— Document section —
# # # #

Businessman who developed the Periflex camera and advocated technological advances in industry

Sir Kenneth Corfield, who has died aged 91, was a pioneer of British camera design before becoming a leading industrialist as chairman of Standard Telephones & Cables.
The name of Corfield is particularly associated by photography buffs with the 35mm Periflex camera developed in 1953 by Kenneth with the assistance of his brother John. Designed to improve on market-leading Leica models from Germany, the Periflex featured a small periscope to aid focusing, as well as a conventional viewfinder. A large order from the Maharajah of Mysore boosted early sales, and a range of more sophisticated Periflex cameras, lenses and accessories followed.
In 1959 the Corfields’ Wolverhampton premises was due for demolition, and a decision was taken to move to a new factory at Ballymoney in Northern Ireland to take advantage of industrial grants. But cheap Japanese equipment was beginning to flood the market, and the Germans were cutting prices in response. Short of the capital needed to develop competitive new products, Kenneth Corfield sold a majority interest to Guinness, the Irish brewer.
Eighteen months later he reluctantly left the business to return to England as a director of the engineering group Parkinson Cowan, which he helped to expand and rationalise its operations. In 1966 he moved to the American conglomerate ITT (then under the ruthlessly acquisitive leadership of the tycoon Harold Geneen), where he was promoted to vice president for Europe, based in Brussels. Among ITT’s long-standing British subsidiaries was Standard Telephones & Cables (STC), of which Corfield became managing director in 1969 and executive chairman from 1979.


Corfield Periflex camera

STC was a world leader in submarine cable systems, a pioneer of optical fibre and a major supplier of cabling and exchange equipment to the state-owned predecessor of British Telecom. But it ranked third in the UK market behind GEC and Plessey, and after ITT reduced its ownership to a minority stake in the early 1980s, Corfield embarked on an ambitious strategy to leapfrog his competitors.
Research activities were stepped up, and investments made in semiconductor production and radio technology. The City was surprised, however, and doubtful, in July 1984 when STC launched a £400 million bid for ICL, Britain’s last “national champion” in the field of mainframe computer manufacturing, which had survived a financial crisis three years earlier with government help.
Corfield was a prominent and well-respected advocate of technological progress in British industry, and it was his conviction – ahead of his time – that telecoms and computing were on convergent paths; the two companies, he said, “would make a wonderful match”. But ICL was engaged in a losing battle against Japanese and American giants, and its international ranking was rapidly falling. As the takeover dragged STC into losses, a rights issue followed, and shareholders called for a halt to expansion and change at the top; Corfield, with other members of his management team, resigned in August 1985.
Kenneth George Corfield was born at Rushall near Walsall on January 27 1924 and was educated at Elmore Green High School in Bloxwich, where he was head boy. His fascination with photography began with the acquisition of a Kodak Box Brownie when he was 10; he learned to develop his own prints, and at 16 he was a prizewinner at the Walsall Photographic Society.

# # # #

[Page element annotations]
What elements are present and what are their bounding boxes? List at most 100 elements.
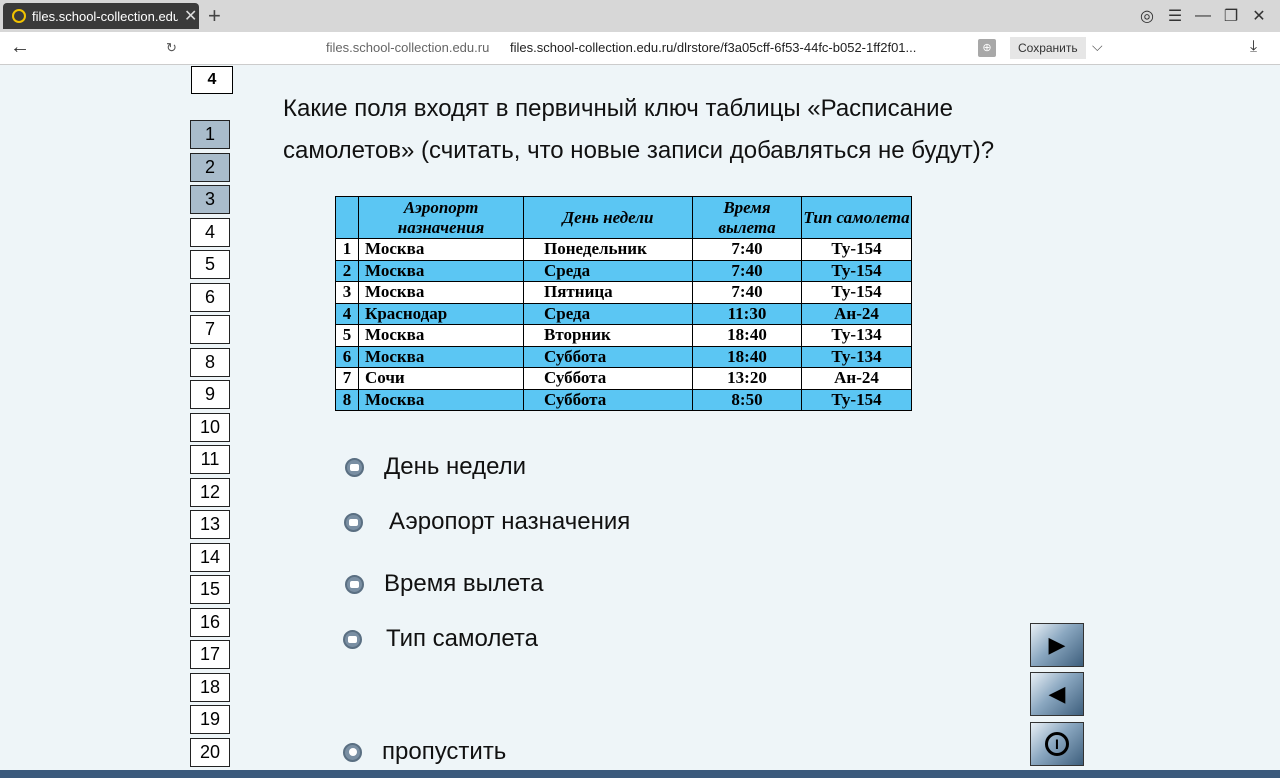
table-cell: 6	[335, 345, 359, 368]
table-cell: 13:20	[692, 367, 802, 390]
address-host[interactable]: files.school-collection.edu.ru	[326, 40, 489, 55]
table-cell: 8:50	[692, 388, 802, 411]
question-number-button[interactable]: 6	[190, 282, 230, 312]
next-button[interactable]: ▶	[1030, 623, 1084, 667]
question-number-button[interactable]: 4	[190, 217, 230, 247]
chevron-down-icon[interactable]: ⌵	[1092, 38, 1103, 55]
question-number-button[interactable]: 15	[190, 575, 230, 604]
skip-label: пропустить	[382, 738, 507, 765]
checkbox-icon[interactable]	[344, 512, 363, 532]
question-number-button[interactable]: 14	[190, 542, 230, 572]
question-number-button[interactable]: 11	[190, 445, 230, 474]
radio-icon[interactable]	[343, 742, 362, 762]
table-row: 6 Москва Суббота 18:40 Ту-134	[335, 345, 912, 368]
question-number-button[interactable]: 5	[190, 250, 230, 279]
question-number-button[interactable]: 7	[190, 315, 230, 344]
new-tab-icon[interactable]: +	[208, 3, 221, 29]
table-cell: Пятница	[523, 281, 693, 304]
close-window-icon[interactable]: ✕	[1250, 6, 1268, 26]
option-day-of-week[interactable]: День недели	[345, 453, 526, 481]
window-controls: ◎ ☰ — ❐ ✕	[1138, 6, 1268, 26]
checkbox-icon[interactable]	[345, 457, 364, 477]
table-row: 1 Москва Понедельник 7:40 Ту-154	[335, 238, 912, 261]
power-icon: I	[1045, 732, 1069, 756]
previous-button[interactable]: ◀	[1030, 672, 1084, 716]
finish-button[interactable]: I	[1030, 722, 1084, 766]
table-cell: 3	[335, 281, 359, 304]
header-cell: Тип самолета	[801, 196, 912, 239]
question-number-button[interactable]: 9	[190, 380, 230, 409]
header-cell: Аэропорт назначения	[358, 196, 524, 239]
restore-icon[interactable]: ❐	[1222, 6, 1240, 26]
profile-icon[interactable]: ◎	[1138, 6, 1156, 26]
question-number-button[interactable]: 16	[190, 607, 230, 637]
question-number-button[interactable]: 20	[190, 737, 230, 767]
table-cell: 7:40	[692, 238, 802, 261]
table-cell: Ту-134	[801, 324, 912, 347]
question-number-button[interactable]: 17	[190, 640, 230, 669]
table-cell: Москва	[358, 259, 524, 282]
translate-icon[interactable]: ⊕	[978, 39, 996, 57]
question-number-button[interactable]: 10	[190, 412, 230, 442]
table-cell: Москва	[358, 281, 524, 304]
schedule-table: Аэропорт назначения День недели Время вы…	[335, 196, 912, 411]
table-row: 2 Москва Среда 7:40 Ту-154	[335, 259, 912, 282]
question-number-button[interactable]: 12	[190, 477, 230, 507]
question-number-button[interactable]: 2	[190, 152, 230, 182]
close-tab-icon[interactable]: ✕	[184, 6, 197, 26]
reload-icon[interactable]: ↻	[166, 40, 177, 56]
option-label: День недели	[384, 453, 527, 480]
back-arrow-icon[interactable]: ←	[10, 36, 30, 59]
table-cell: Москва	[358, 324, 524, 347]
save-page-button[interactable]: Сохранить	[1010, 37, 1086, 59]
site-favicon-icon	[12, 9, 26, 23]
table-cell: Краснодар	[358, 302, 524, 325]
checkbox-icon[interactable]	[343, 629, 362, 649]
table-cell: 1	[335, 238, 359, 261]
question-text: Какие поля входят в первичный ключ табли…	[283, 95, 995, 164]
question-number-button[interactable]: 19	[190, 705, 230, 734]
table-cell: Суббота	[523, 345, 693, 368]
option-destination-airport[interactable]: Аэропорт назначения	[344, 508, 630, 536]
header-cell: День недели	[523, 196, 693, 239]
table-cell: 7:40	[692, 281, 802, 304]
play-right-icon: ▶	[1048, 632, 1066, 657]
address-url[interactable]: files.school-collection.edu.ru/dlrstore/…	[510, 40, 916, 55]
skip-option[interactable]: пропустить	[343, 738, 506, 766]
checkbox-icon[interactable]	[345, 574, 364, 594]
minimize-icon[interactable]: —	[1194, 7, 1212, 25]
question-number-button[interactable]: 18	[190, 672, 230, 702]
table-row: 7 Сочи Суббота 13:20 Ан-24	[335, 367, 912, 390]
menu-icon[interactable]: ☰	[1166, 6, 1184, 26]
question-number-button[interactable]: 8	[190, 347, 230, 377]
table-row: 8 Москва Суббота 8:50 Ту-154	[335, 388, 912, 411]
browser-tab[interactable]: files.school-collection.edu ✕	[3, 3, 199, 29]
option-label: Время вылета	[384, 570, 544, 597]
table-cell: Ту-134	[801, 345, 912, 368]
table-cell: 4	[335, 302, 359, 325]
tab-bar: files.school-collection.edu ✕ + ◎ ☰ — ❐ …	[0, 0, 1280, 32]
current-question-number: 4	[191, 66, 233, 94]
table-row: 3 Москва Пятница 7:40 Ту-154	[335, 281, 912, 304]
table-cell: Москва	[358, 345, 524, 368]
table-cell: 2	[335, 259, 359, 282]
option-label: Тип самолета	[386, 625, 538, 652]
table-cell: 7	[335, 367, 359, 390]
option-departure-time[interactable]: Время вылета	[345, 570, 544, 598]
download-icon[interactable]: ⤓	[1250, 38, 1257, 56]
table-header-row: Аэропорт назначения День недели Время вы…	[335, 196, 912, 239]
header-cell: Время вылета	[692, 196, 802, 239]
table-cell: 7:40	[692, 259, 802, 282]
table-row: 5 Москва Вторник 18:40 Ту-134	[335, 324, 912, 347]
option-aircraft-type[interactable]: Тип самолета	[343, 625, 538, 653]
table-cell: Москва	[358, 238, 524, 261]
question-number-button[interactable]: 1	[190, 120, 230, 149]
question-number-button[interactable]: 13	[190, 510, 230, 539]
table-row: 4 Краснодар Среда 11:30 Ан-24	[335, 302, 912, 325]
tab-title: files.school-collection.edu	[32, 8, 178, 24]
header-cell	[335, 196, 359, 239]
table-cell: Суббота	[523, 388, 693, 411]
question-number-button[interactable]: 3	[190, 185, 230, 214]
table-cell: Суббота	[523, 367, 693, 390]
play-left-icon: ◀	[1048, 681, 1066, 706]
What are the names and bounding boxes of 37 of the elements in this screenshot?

# # # #

— Task —
Change "industrialist" to "businessman" in the stretch of the Kenneth Corfield obituary from "Businessman who developed" through "Telephones & Cables.", and give that stretch again.

— Output for this exercise —
Businessman who developed the Periflex camera and advocated technological advances in industry

Sir Kenneth Corfield, who has died aged 91, was a pioneer of British camera design before becoming a leading businessman as chairman of Standard Telephones & Cables.